*The problem*:
Report each line of the data that includes the word "dieses".

(Records of document pages and text)
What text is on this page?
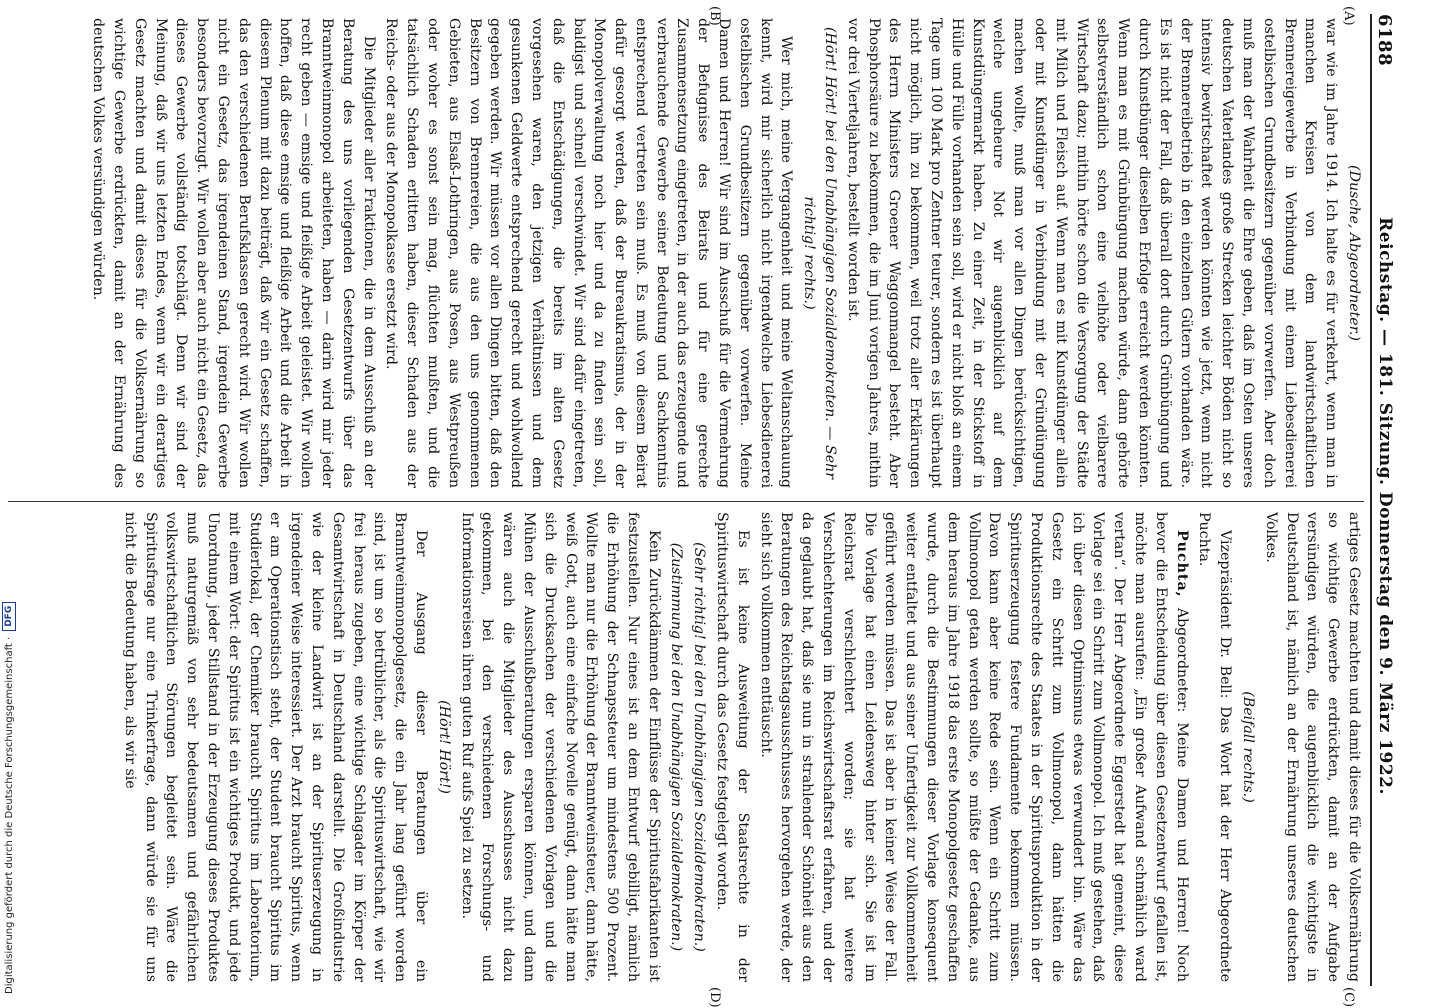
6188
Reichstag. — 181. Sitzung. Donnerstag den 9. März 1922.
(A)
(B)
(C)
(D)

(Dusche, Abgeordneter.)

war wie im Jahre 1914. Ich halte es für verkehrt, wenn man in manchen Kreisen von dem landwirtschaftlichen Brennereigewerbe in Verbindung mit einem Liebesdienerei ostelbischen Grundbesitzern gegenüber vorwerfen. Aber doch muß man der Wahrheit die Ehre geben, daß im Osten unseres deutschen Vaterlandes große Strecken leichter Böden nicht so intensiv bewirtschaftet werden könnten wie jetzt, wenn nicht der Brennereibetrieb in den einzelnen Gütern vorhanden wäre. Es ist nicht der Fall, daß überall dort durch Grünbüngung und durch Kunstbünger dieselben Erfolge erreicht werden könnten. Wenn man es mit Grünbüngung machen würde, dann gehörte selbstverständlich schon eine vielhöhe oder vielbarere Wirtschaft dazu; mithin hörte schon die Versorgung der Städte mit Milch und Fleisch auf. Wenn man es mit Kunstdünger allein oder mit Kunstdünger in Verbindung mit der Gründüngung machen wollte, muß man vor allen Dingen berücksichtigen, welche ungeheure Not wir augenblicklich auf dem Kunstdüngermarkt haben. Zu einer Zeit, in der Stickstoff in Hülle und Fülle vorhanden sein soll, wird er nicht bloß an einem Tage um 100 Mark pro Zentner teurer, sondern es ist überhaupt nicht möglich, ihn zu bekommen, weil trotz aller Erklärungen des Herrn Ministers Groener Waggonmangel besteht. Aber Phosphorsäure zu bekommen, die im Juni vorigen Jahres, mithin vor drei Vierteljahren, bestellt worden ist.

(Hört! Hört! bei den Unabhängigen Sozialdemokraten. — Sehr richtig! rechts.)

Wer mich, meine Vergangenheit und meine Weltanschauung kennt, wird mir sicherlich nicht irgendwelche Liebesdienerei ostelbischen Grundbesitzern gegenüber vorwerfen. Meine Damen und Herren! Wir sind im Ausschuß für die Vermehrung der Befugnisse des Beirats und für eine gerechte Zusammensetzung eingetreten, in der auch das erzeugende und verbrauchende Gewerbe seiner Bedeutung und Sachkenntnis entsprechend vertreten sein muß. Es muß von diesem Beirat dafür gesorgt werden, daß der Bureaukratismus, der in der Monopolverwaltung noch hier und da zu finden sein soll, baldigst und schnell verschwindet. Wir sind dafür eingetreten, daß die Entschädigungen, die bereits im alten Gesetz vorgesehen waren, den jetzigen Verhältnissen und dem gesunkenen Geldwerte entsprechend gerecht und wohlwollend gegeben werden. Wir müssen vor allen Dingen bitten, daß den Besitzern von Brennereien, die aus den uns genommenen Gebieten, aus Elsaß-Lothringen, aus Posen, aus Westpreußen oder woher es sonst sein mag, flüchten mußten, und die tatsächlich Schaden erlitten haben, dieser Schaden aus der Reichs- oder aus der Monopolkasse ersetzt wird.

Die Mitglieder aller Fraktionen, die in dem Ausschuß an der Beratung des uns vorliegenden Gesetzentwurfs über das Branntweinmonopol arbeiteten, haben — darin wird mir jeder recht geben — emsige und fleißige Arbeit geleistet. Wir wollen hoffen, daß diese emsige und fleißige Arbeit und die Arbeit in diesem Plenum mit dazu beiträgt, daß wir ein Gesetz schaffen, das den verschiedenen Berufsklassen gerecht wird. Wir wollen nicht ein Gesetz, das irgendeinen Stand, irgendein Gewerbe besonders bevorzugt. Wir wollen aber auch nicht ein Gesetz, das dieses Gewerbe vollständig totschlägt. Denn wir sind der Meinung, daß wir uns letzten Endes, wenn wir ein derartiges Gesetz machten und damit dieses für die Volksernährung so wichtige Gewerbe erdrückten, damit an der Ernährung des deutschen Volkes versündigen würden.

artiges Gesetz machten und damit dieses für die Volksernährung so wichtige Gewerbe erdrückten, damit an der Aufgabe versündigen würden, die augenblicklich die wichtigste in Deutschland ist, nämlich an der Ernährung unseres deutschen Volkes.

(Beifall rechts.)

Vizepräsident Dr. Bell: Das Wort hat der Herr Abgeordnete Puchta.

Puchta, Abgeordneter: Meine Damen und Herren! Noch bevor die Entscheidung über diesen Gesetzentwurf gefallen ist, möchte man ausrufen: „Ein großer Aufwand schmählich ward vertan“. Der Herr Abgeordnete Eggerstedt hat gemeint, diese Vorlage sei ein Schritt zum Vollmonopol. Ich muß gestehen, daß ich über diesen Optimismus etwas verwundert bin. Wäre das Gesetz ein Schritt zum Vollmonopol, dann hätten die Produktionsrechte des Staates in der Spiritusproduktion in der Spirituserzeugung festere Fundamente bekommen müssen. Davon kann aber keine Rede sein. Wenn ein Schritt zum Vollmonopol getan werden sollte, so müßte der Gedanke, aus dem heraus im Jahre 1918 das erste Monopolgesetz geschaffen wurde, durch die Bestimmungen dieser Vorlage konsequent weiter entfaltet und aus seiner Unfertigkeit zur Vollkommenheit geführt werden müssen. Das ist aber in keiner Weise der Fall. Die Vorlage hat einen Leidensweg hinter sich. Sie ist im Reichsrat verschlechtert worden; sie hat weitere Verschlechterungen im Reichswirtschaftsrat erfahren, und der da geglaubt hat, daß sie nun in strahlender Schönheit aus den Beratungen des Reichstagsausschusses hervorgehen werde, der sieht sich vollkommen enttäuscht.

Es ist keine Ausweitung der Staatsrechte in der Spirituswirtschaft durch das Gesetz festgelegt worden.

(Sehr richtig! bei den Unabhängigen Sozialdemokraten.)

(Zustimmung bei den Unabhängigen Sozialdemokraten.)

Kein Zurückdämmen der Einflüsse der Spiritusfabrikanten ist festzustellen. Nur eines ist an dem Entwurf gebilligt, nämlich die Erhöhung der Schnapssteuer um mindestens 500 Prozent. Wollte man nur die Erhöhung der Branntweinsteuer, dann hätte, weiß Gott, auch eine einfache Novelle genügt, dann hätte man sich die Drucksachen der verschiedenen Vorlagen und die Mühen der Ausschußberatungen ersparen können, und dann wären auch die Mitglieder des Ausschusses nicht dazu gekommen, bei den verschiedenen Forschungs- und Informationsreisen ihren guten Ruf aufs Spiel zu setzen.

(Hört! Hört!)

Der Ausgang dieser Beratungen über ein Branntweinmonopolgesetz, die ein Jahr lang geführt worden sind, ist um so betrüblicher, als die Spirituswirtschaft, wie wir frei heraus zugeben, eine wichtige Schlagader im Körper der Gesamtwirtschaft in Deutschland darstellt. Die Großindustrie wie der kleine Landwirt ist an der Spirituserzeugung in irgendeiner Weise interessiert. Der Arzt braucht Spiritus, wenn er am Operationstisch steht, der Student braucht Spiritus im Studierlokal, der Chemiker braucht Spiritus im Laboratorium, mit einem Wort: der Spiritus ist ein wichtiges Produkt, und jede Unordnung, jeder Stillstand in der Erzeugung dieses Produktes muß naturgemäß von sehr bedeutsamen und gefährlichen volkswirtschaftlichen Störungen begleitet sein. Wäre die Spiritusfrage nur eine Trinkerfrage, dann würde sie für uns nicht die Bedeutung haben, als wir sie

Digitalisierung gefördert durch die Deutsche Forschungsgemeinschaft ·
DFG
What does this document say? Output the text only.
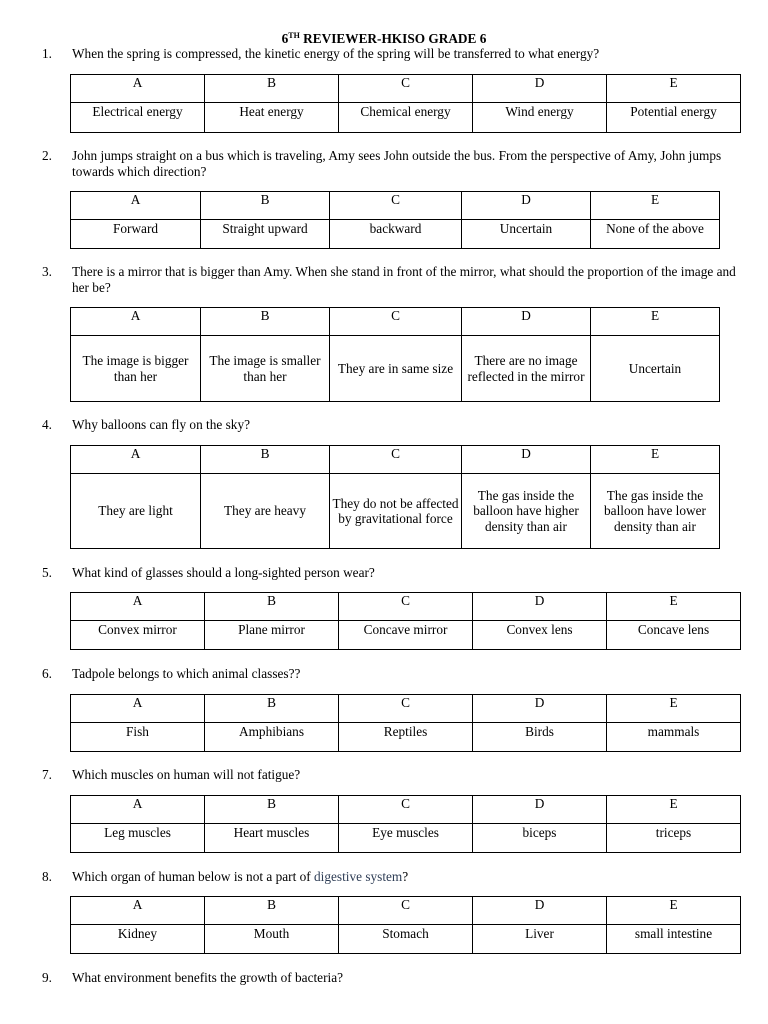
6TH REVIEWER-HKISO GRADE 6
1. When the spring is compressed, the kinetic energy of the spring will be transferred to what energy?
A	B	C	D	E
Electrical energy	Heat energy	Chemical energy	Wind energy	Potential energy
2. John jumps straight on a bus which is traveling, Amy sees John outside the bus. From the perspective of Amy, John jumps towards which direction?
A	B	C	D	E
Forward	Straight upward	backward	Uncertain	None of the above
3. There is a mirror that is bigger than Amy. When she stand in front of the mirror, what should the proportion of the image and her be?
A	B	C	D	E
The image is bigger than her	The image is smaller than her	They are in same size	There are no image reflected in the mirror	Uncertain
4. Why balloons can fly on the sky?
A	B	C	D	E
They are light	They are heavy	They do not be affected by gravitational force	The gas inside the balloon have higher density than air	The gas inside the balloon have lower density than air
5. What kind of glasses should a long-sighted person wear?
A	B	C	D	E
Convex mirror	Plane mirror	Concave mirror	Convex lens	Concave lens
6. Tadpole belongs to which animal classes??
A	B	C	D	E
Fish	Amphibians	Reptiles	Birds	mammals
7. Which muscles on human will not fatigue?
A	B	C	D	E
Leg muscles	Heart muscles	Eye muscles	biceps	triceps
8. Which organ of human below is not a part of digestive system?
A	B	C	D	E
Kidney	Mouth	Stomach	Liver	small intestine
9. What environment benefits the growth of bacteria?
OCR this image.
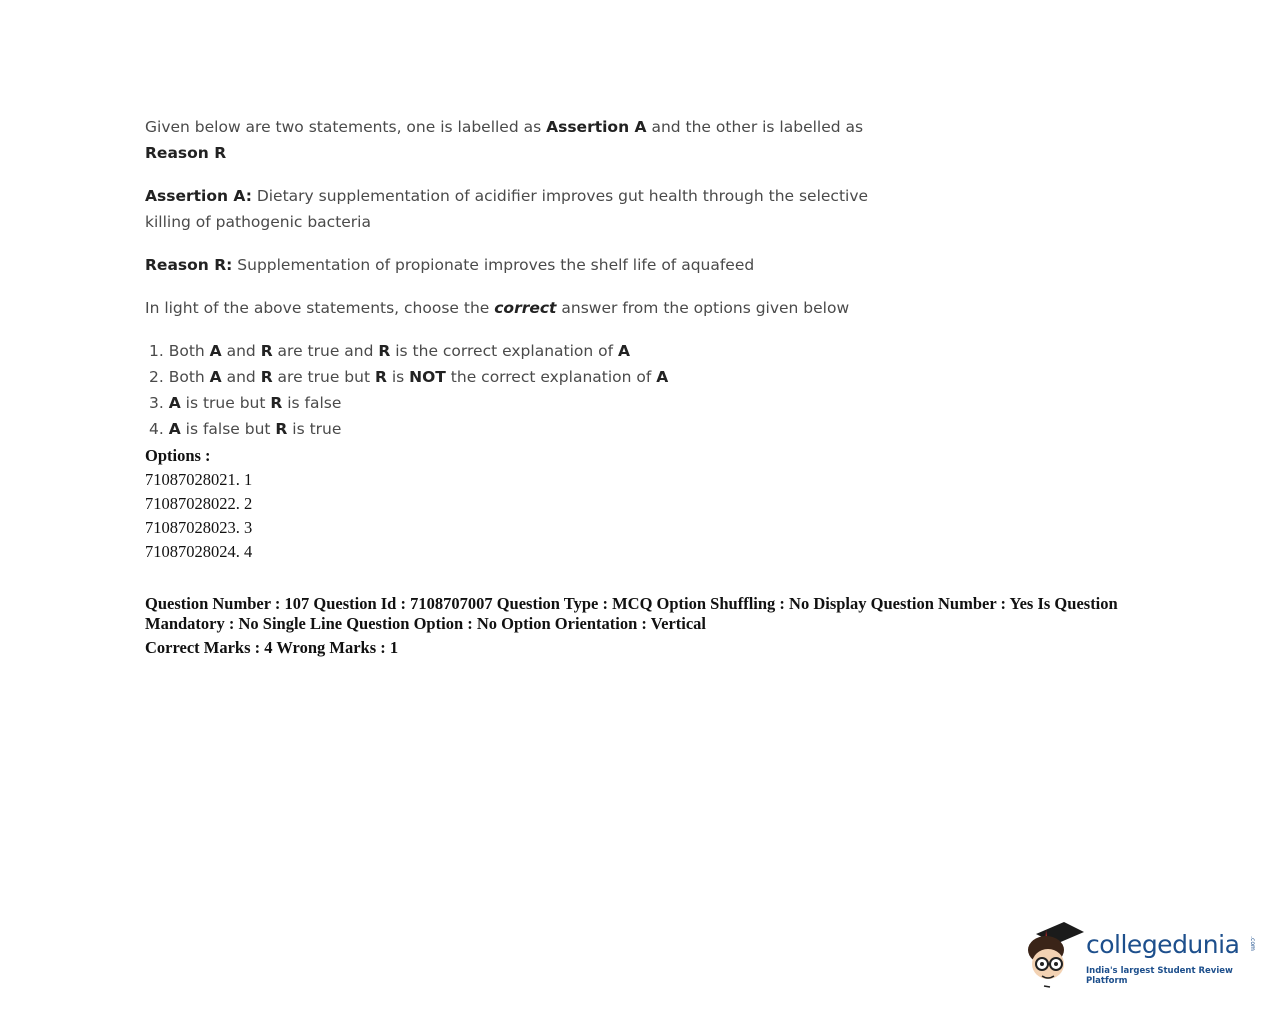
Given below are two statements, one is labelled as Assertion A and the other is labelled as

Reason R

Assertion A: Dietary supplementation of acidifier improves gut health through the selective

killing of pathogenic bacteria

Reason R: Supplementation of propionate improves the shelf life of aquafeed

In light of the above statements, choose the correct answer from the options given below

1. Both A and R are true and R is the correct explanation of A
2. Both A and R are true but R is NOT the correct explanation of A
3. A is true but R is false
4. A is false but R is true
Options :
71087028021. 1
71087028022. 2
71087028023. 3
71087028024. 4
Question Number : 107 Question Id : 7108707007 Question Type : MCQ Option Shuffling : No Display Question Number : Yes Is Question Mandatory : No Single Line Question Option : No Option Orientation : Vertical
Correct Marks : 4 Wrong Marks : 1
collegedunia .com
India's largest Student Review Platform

*Task solution*:
Die Mitglieder aller Fraktionen, die in dem Ausschuß an der Beratung des uns vorliegenden Gesetzentwurfs über das Branntweinmonopol arbeiteten, haben — darin wird mir jeder recht geben — emsige und fleißige Arbeit geleistet. Wir wollen hoffen, daß diese emsige und fleißige Arbeit und die Arbeit in diesem Plenum mit dazu beiträgt, daß wir ein Gesetz schaffen, das den verschiedenen Berufsklassen gerecht wird. Wir wollen nicht ein Gesetz, das irgendeinen Stand, irgendein Gewerbe besonders bevorzugt. Wir wollen aber auch nicht ein Gesetz, das dieses Gewerbe vollständig totschlägt. Denn wir sind der Meinung, daß wir uns letzten Endes, wenn wir ein derartiges Gesetz machten und damit dieses für die Volksernährung so wichtige Gewerbe erdrückten, damit an der Ernährung des deutschen Volkes versündigen würden.
artiges Gesetz machten und damit dieses für die Volksernährung so wichtige Gewerbe erdrückten, damit an der Aufgabe versündigen würden, die augenblicklich die wichtigste in Deutschland ist, nämlich an der Ernährung unseres deutschen Volkes.
Der Ausgang dieser Beratungen über ein Branntweinmonopolgesetz, die ein Jahr lang geführt worden sind, ist um so betrüblicher, als die Spirituswirtschaft, wie wir frei heraus zugeben, eine wichtige Schlagader im Körper der Gesamtwirtschaft in Deutschland darstellt. Die Großindustrie wie der kleine Landwirt ist an der Spirituserzeugung in irgendeiner Weise interessiert. Der Arzt braucht Spiritus, wenn er am Operationstisch steht, der Student braucht Spiritus im Studierlokal, der Chemiker braucht Spiritus im Laboratorium, mit einem Wort: der Spiritus ist ein wichtiges Produkt, und jede Unordnung, jeder Stillstand in der Erzeugung dieses Produktes muß naturgemäß von sehr bedeutsamen und gefährlichen volkswirtschaftlichen Störungen begleitet sein. Wäre die Spiritusfrage nur eine Trinkerfrage, dann würde sie für uns nicht die Bedeutung haben, als wir sie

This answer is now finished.